Write out the whole listing exactly as it stands.

**Available records**
════════════════════

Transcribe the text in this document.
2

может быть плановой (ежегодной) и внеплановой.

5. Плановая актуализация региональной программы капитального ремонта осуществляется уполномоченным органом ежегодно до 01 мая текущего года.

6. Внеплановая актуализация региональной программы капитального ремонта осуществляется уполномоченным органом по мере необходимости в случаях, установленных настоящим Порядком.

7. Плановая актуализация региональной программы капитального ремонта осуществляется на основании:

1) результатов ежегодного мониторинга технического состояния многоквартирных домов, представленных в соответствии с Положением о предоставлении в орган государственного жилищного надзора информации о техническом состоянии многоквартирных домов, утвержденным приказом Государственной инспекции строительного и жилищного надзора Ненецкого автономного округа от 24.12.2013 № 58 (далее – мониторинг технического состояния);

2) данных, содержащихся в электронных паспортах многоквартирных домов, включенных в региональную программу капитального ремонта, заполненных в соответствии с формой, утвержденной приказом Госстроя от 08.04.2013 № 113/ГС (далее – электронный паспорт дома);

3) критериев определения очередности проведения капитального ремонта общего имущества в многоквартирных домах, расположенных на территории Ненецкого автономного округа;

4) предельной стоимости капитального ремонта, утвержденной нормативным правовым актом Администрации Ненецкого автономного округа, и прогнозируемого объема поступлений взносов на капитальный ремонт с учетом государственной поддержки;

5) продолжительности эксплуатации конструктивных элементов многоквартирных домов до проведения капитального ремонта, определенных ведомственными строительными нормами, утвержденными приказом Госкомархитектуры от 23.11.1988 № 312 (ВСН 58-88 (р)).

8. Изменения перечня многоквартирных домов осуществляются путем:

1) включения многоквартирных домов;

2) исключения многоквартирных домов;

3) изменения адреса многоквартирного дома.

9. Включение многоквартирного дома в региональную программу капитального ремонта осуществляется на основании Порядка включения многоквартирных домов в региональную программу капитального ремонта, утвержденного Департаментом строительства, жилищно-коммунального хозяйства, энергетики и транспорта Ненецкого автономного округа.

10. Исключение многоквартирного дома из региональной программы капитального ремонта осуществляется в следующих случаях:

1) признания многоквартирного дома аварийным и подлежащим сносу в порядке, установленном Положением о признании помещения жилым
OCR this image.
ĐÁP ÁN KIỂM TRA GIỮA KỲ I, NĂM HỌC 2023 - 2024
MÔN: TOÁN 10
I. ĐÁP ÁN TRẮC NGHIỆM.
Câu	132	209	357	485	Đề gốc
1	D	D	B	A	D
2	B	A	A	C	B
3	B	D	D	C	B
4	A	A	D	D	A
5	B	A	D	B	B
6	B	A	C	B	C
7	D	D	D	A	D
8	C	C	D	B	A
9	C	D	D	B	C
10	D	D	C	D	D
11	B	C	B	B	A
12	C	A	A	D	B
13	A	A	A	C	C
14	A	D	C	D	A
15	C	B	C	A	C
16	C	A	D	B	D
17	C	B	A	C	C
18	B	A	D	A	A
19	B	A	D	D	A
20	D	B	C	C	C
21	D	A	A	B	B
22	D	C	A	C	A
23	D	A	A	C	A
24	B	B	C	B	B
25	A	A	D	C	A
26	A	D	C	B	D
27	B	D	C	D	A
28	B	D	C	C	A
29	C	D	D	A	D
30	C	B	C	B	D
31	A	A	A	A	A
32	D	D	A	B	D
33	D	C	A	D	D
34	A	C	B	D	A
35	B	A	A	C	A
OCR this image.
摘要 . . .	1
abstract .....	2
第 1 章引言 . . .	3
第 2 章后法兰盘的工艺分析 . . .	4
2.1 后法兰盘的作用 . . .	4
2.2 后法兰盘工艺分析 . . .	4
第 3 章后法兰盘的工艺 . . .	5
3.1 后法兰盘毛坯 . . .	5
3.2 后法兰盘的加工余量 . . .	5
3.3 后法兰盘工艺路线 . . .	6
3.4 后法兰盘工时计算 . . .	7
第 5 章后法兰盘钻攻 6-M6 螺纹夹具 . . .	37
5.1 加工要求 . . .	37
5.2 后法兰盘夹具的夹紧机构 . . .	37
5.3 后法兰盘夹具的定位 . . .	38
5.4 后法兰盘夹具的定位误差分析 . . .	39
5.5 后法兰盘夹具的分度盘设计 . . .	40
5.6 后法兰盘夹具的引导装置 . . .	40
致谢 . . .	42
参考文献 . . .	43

════════════════════

**Result for this exercise**
Transcribe the text in this document.
2

может быть плановой (ежегодной) и внеплановой.

5. Плановая актуализация региональной программы капитального ремонта осуществляется уполномоченным органом ежегодно до 01 мая текущего года.

6. Внеплановая актуализация региональной программы капитального ремонта осуществляется уполномоченным органом по мере необходимости в случаях, установленных настоящим Порядком.

7. Плановая актуализация региональной программы капитального ремонта осуществляется на основании:

1) результатов ежегодного мониторинга технического состояния многоквартирных домов, представленных в соответствии с Положением о предоставлении в орган государственного жилищного надзора информации о техническом состоянии многоквартирных домов, утвержденным приказом Государственной инспекции строительного и жилищного надзора Ненецкого автономного округа от 24.12.2013 № 58 (далее – мониторинг технического состояния);

2) данных, содержащихся в электронных паспортах многоквартирных домов, включенных в региональную программу капитального ремонта, заполненных в соответствии с формой, утвержденной приказом Госстроя от 08.04.2013 № 113/ГС (далее – электронный паспорт дома);

3) критериев определения очередности проведения капитального ремонта общего имущества в многоквартирных домах, расположенных на территории Ненецкого автономного округа;

4) предельной стоимости капитального ремонта, утвержденной нормативным правовым актом Администрации Ненецкого автономного округа, и прогнозируемого объема поступлений взносов на капитальный ремонт с учетом государственной поддержки;

5) продолжительности эксплуатации конструктивных элементов многоквартирных домов до проведения капитального ремонта, определенных ведомственными строительными нормами, утвержденными приказом Госкомархитектуры от 23.11.1988 № 312 (ВСН 58-88 (р)).

8. Изменения перечня многоквартирных домов осуществляются путем:

1) включения многоквартирных домов;

2) исключения многоквартирных домов;

3) изменения адреса многоквартирного дома.

9. Включение многоквартирного дома в региональную программу капитального ремонта осуществляется на основании Порядка включения многоквартирных домов в региональную программу капитального ремонта, утвержденного Департаментом строительства, жилищно-коммунального хозяйства, энергетики и транспорта Ненецкого автономного округа.

10. Исключение многоквартирного дома из региональной программы капитального ремонта осуществляется в следующих случаях:

1) признания многоквартирного дома аварийным и подлежащим сносу в порядке, установленном Положением о признании помещения жилым
OCR this image.
ĐÁP ÁN KIỂM TRA GIỮA KỲ I, NĂM HỌC 2023 - 2024
MÔN: TOÁN 10
I. ĐÁP ÁN TRẮC NGHIỆM.
Câu	132	209	357	485	Đề gốc
1	D	D	B	A	D
2	B	A	A	C	B
3	B	D	D	C	B
4	A	A	D	D	A
5	B	A	D	B	B
6	B	A	C	B	C
7	D	D	D	A	D
8	C	C	D	B	A
9	C	D	D	B	C
10	D	D	C	D	D
11	B	C	B	B	A
12	C	A	A	D	B
13	A	A	A	C	C
14	A	D	C	D	A
15	C	B	C	A	C
16	C	A	D	B	D
17	C	B	A	C	C
18	B	A	D	A	A
19	B	A	D	D	A
20	D	B	C	C	C
21	D	A	A	B	B
22	D	C	A	C	A
23	D	A	A	C	A
24	B	B	C	B	B
25	A	A	D	C	A
26	A	D	C	B	D
27	B	D	C	D	A
28	B	D	C	C	A
29	C	D	D	A	D
30	C	B	C	B	D
31	A	A	A	A	A
32	D	D	A	B	D
33	D	C	A	D	D
34	A	C	B	D	A
35	B	A	A	C	A
OCR this image.
摘要 . . .	1
abstract .....	2
第 1 章引言 . . .	3
第 2 章后法兰盘的工艺分析 . . .	4
2.1 后法兰盘的作用 . . .	4
2.2 后法兰盘工艺分析 . . .	4
第 3 章后法兰盘的工艺 . . .	5
3.1 后法兰盘毛坯 . . .	5
3.2 后法兰盘的加工余量 . . .	5
3.3 后法兰盘工艺路线 . . .	6
3.4 后法兰盘工时计算 . . .	7
第 5 章后法兰盘钻攻 6-M6 螺纹夹具 . . .	37
5.1 加工要求 . . .	37
5.2 后法兰盘夹具的夹紧机构 . . .	37
5.3 后法兰盘夹具的定位 . . .	38
5.4 后法兰盘夹具的定位误差分析 . . .	39
5.5 后法兰盘夹具的分度盘设计 . . .	40
5.6 后法兰盘夹具的引导装置 . . .	40
致谢 . . .	42
参考文献 . . .	43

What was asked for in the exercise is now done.